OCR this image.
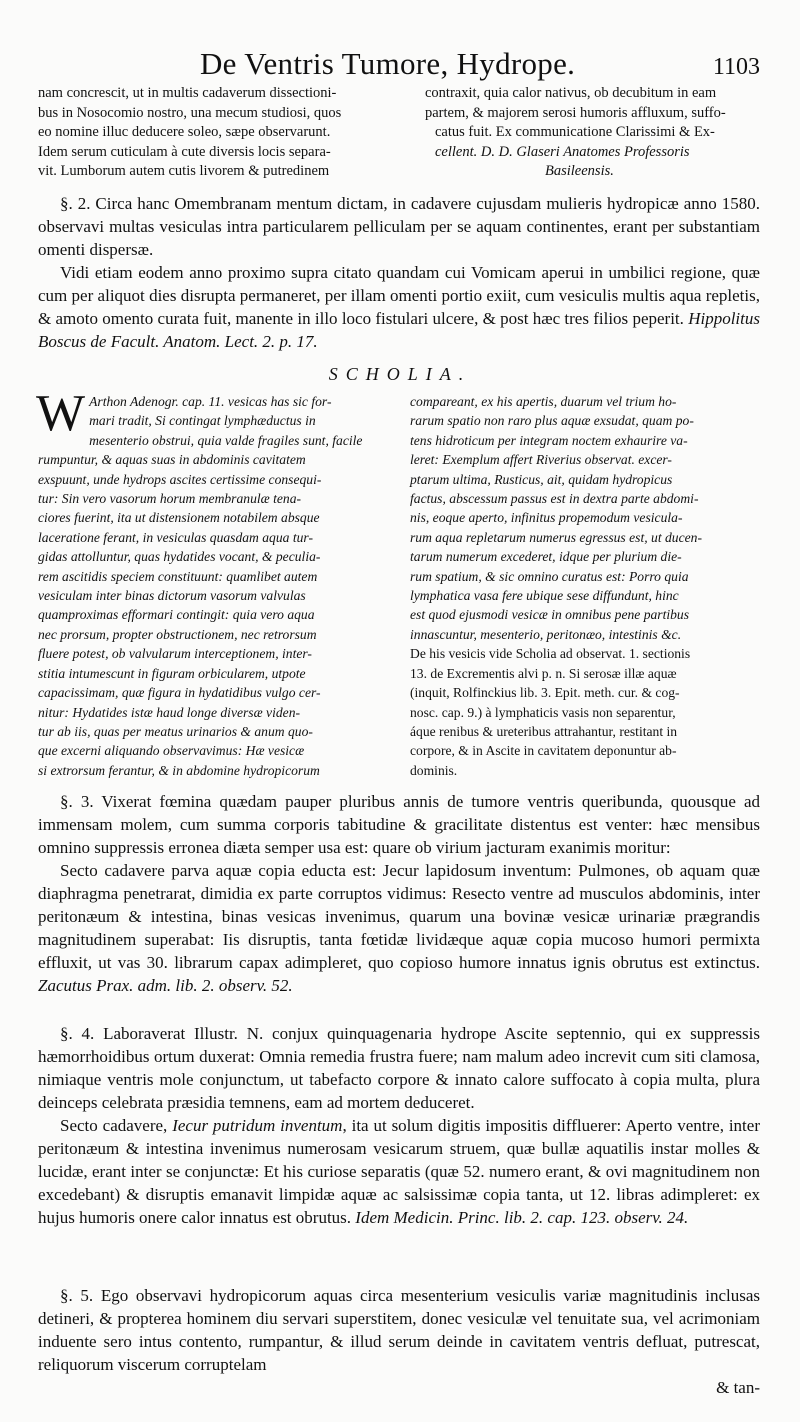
De Ventris Tumore, Hydrope.	1103
nam concrescit, ut in multis cadaverum dissectioni-
bus in Nosocomio nostro, una mecum studiosi, quos
eo nomine illuc deducere soleo, sæpe observarunt.
Idem serum cuticulam à cute diversis locis separa-
vit. Lumborum autem cutis livorem & putredinem
contraxit, quia calor nativus, ob decubitum in eam
partem, & majorem serosi humoris affluxum, suffo-
catus fuit. Ex communicatione Clarissimi & Ex-
cellent. D. D. Glaseri Anatomes Professoris
Basileensis.

§. 2. Circa hanc Omembranam mentum dictam, in cadavere cujusdam mulieris hydropicæ anno 1580. observavi multas vesiculas intra particularem pelliculam per se aquam continentes, erant per substantiam omenti dispersæ.

Vidi etiam eodem anno proximo supra citato quandam cui Vomicam aperui in umbilici regione, quæ cum per aliquot dies disrupta permaneret, per illam omenti portio exiit, cum vesiculis multis aqua repletis, & amoto omento curata fuit, manente in illo loco fistulari ulcere, & post hæc tres filios peperit. Hippolitus Boscus de Facult. Anatom. Lect. 2. p. 17.

SCHOLIA.
W Arthon Adenogr. cap. 11. vesicas has sic for-
mari tradit, Si contingat lymphæductus in
mesenterio obstrui, quia valde fragiles sunt, facile
rumpuntur, & aquas suas in abdominis cavitatem
exspuunt, unde hydrops ascites certissime consequi-
tur: Sin vero vasorum horum membranulæ tena-
ciores fuerint, ita ut distensionem notabilem absque
laceratione ferant, in vesiculas quasdam aqua tur-
gidas attolluntur, quas hydatides vocant, & peculia-
rem ascitidis speciem constituunt: quamlibet autem
vesiculam inter binas dictorum vasorum valvulas
quamproximas efformari contingit: quia vero aqua
nec prorsum, propter obstructionem, nec retrorsum
fluere potest, ob valvularum interceptionem, inter-
stitia intumescunt in figuram orbicularem, utpote
capacissimam, quæ figura in hydatidibus vulgo cer-
nitur: Hydatides istæ haud longe diversæ viden-
tur ab iis, quas per meatus urinarios & anum quo-
que excerni aliquando observavimus: Hæ vesicæ
si extrorsum ferantur, & in abdomine hydropicorum
compareant, ex his apertis, duarum vel trium ho-
rarum spatio non raro plus aquæ exsudat, quam po-
tens hidroticum per integram noctem exhaurire va-
leret: Exemplum affert Riverius observat. excer-
ptarum ultima, Rusticus, ait, quidam hydropicus
factus, abscessum passus est in dextra parte abdomi-
nis, eoque aperto, infinitus propemodum vesicula-
rum aqua repletarum numerus egressus est, ut ducen-
tarum numerum excederet, idque per plurium die-
rum spatium, & sic omnino curatus est: Porro quia
lymphatica vasa fere ubique sese diffundunt, hinc
est quod ejusmodi vesicæ in omnibus pene partibus
innascuntur, mesenterio, peritonæo, intestinis &c.
De his vesicis vide Scholia ad observat. 1. sectionis
13. de Excrementis alvi p. n. Si serosæ illæ aquæ
(inquit, Rolfinckius lib. 3. Epit. meth. cur. & cog-
nosc. cap. 9.) à lymphaticis vasis non separentur,
áque renibus & ureteribus attrahantur, restitant in
corpore, & in Ascite in cavitatem deponuntur ab-
dominis.

§. 3. Vixerat fœmina quædam pauper pluribus annis de tumore ventris queribunda, quousque ad immensam molem, cum summa corporis tabitudine & gracilitate distentus est venter: hæc mensibus omnino suppressis erronea diæta semper usa est: quare ob virium jacturam exanimis moritur:

Secto cadavere parva aquæ copia educta est: Jecur lapidosum inventum: Pulmones, ob aquam quæ diaphragma penetrarat, dimidia ex parte corruptos vidimus: Resecto ventre ad musculos abdominis, inter peritonæum & intestina, binas vesicas invenimus, quarum una bovinæ vesicæ urinariæ prægrandis magnitudinem superabat: Iis disruptis, tanta fœtidæ lividæque aquæ copia mucoso humori permixta effluxit, ut vas 30. librarum capax adimpleret, quo copioso humore innatus ignis obrutus est extinctus. Zacutus Prax. adm. lib. 2. observ. 52.

§. 4. Laboraverat Illustr. N. conjux quinquagenaria hydrope Ascite septennio, qui ex suppressis hæmorrhoidibus ortum duxerat: Omnia remedia frustra fuere; nam malum adeo increvit cum siti clamosa, nimiaque ventris mole conjunctum, ut tabefacto corpore & innato calore suffocato à copia multa, plura deinceps celebrata præsidia temnens, eam ad mortem deduceret.

Secto cadavere, Iecur putridum inventum, ita ut solum digitis impositis diffluerer: Aperto ventre, inter peritonæum & intestina invenimus numerosam vesicarum struem, quæ bullæ aquatilis instar molles & lucidæ, erant inter se conjunctæ: Et his curiose separatis (quæ 52. numero erant, & ovi magnitudinem non excedebant) & disruptis emanavit limpidæ aquæ ac salsissimæ copia tanta, ut 12. libras adimpleret: ex hujus humoris onere calor innatus est obrutus. Idem Medicin. Princ. lib. 2. cap. 123. observ. 24.

§. 5. Ego observavi hydropicorum aquas circa mesenterium vesiculis variæ magnitudinis inclusas detineri, & propterea hominem diu servari superstitem, donec vesiculæ vel tenuitate sua, vel acrimoniam induente sero intus contento, rumpantur, & illud serum deinde in cavitatem ventris defluat, putrescat, reliquorum viscerum corruptelam

& tan-
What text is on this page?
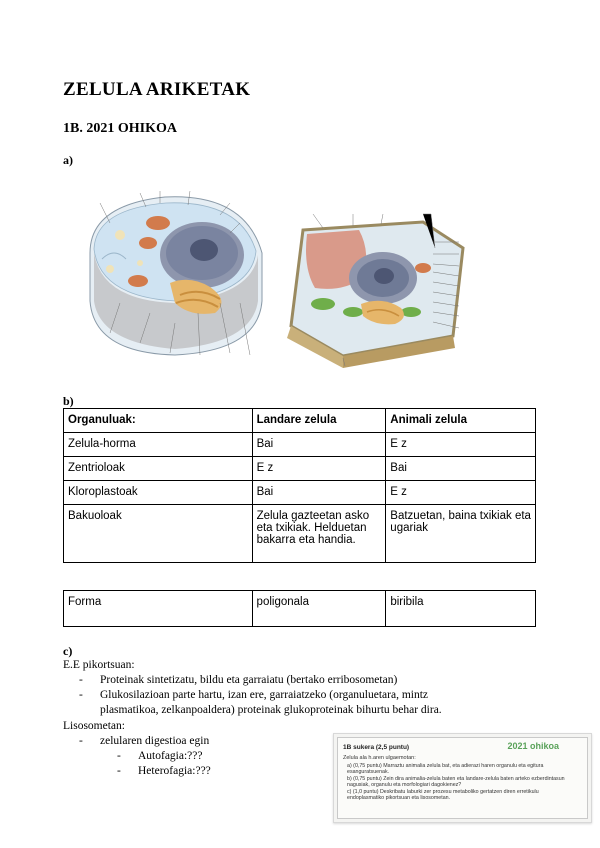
ZELULA ARIKETAK
1B. 2021 OHIKOA
a)
b)
Organuluak:	Landare zelula	Animali zelula
Zelula-horma	Bai	E z
Zentrioloak	E z	Bai
Kloroplastoak	Bai	E z
Bakuoloak	Zelula gazteetan asko eta txikiak. Helduetan bakarra eta handia.	Batzuetan, baina txikiak eta ugariak
Forma	poligonala	biribila
c)
E.E pikortsuan:
- Proteinak sintetizatu, bildu eta garraiatu (bertako erribosometan)
- Glukosilazioan parte hartu, izan ere, garraiatzeko (organuluetara, mintz plasmatikoa, zelkanpoaldera) proteinak glukoproteinak bihurtu behar dira.
Lisosometan:
- zelularen digestioa egin
- Autofagia:???
- Heterofagia:???
1B sukera (2,5 puntu)	2021 ohikoa
Zelula ala h.aren ulgaemotan:
a) (0,75 puntu) Marraztu animalia zelula bat, eta adierazi haren organulu eta egitura esanguratsuenak.
b) (0,75 puntu) Zein dira animalia-zelula baten eta landare-zelula baten arteko ezberdintasun nagusiak, organulu eta morfologiari dagokienez?
c) (1,0 puntu) Deskribatu laburki zer prozesu metaboliko gertatzen diren erretikulu endoplasmatiko pikortsuan eta lisosometan.
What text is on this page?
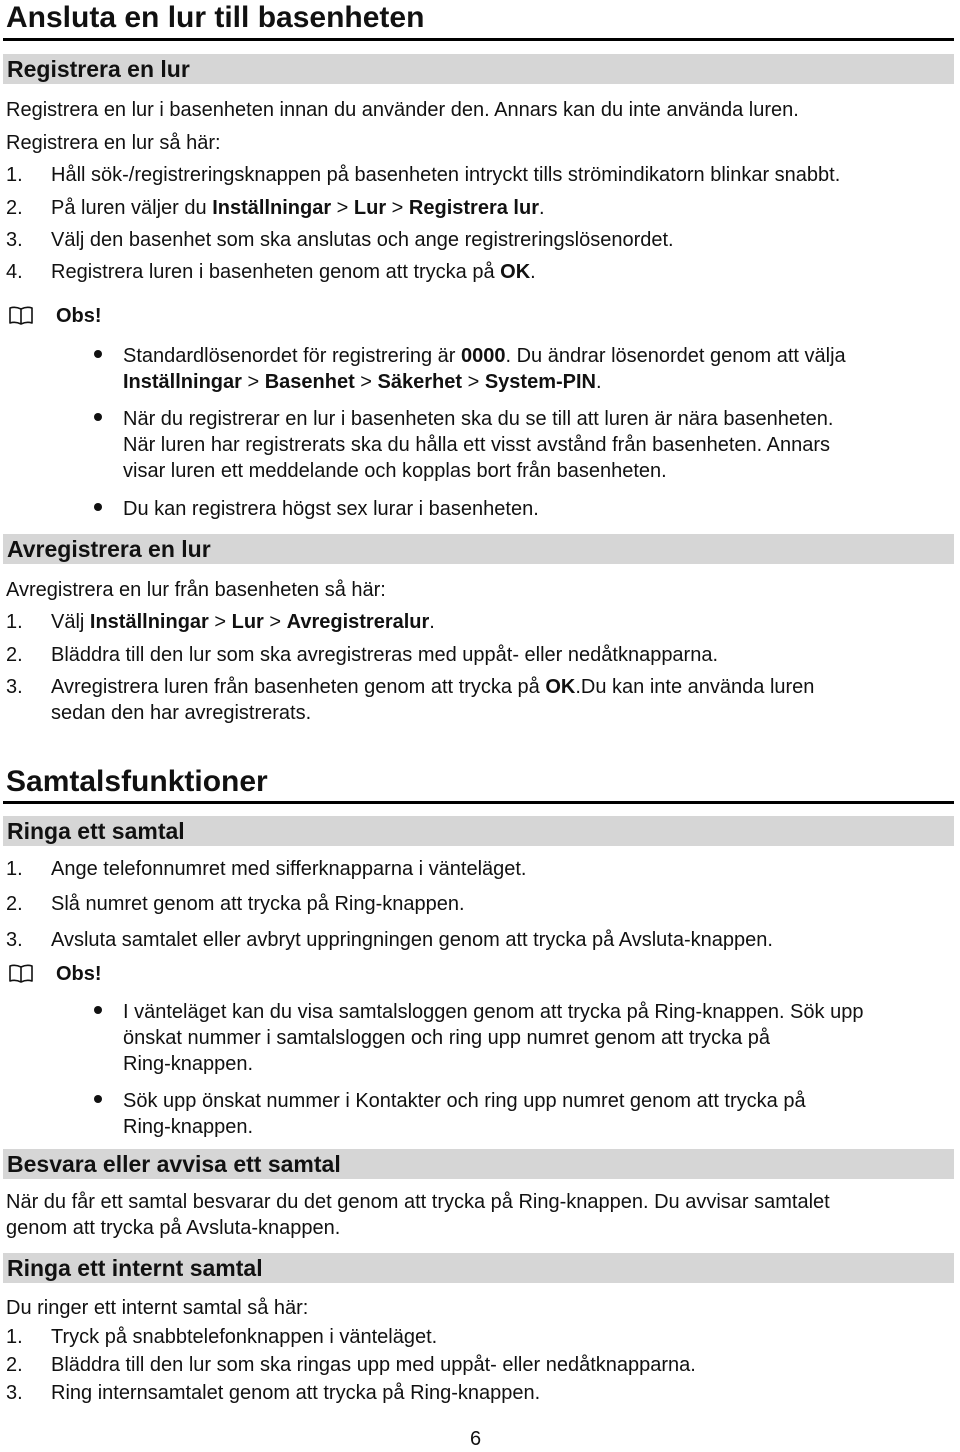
Ansluta en lur till basenheten
Registrera en lur
Registrera en lur i basenheten innan du använder den. Annars kan du inte använda luren.
Registrera en lur så här:
1. Håll sök-/registreringsknappen på basenheten intryckt tills strömindikatorn blinkar snabbt.
2. På luren väljer du Inställningar > Lur > Registrera lur.
3. Välj den basenhet som ska anslutas och ange registreringslösenordet.
4. Registrera luren i basenheten genom att trycka på OK.
Obs!
Standardlösenordet för registrering är 0000. Du ändrar lösenordet genom att välja
Inställningar > Basenhet > Säkerhet > System-PIN.
När du registrerar en lur i basenheten ska du se till att luren är nära basenheten.
När luren har registrerats ska du hålla ett visst avstånd från basenheten. Annars
visar luren ett meddelande och kopplas bort från basenheten.
Du kan registrera högst sex lurar i basenheten.
Avregistrera en lur
Avregistrera en lur från basenheten så här:
1. Välj Inställningar > Lur > Avregistreralur.
2. Bläddra till den lur som ska avregistreras med uppåt- eller nedåtknapparna.
3. Avregistrera luren från basenheten genom att trycka på OK.Du kan inte använda luren
sedan den har avregistrerats.
Samtalsfunktioner
Ringa ett samtal
1. Ange telefonnumret med sifferknapparna i vänteläget.
2. Slå numret genom att trycka på Ring-knappen.
3. Avsluta samtalet eller avbryt uppringningen genom att trycka på Avsluta-knappen.
Obs!
I vänteläget kan du visa samtalsloggen genom att trycka på Ring-knappen. Sök upp
önskat nummer i samtalsloggen och ring upp numret genom att trycka på
Ring-knappen.
Sök upp önskat nummer i Kontakter och ring upp numret genom att trycka på
Ring-knappen.
Besvara eller avvisa ett samtal
När du får ett samtal besvarar du det genom att trycka på Ring-knappen. Du avvisar samtalet
genom att trycka på Avsluta-knappen.
Ringa ett internt samtal
Du ringer ett internt samtal så här:
1. Tryck på snabbtelefonknappen i vänteläget.
2. Bläddra till den lur som ska ringas upp med uppåt- eller nedåtknapparna.
3. Ring internsamtalet genom att trycka på Ring-knappen.
6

Activity ▸
Copy out each line of the data where the string "eller" appears.

Written solution ▸
2. Bläddra till den lur som ska avregistreras med uppåt- eller nedåtknapparna.
3. Avsluta samtalet eller avbryt uppringningen genom att trycka på Avsluta-knappen.
Besvara eller avvisa ett samtal
2. Bläddra till den lur som ska ringas upp med uppåt- eller nedåtknapparna.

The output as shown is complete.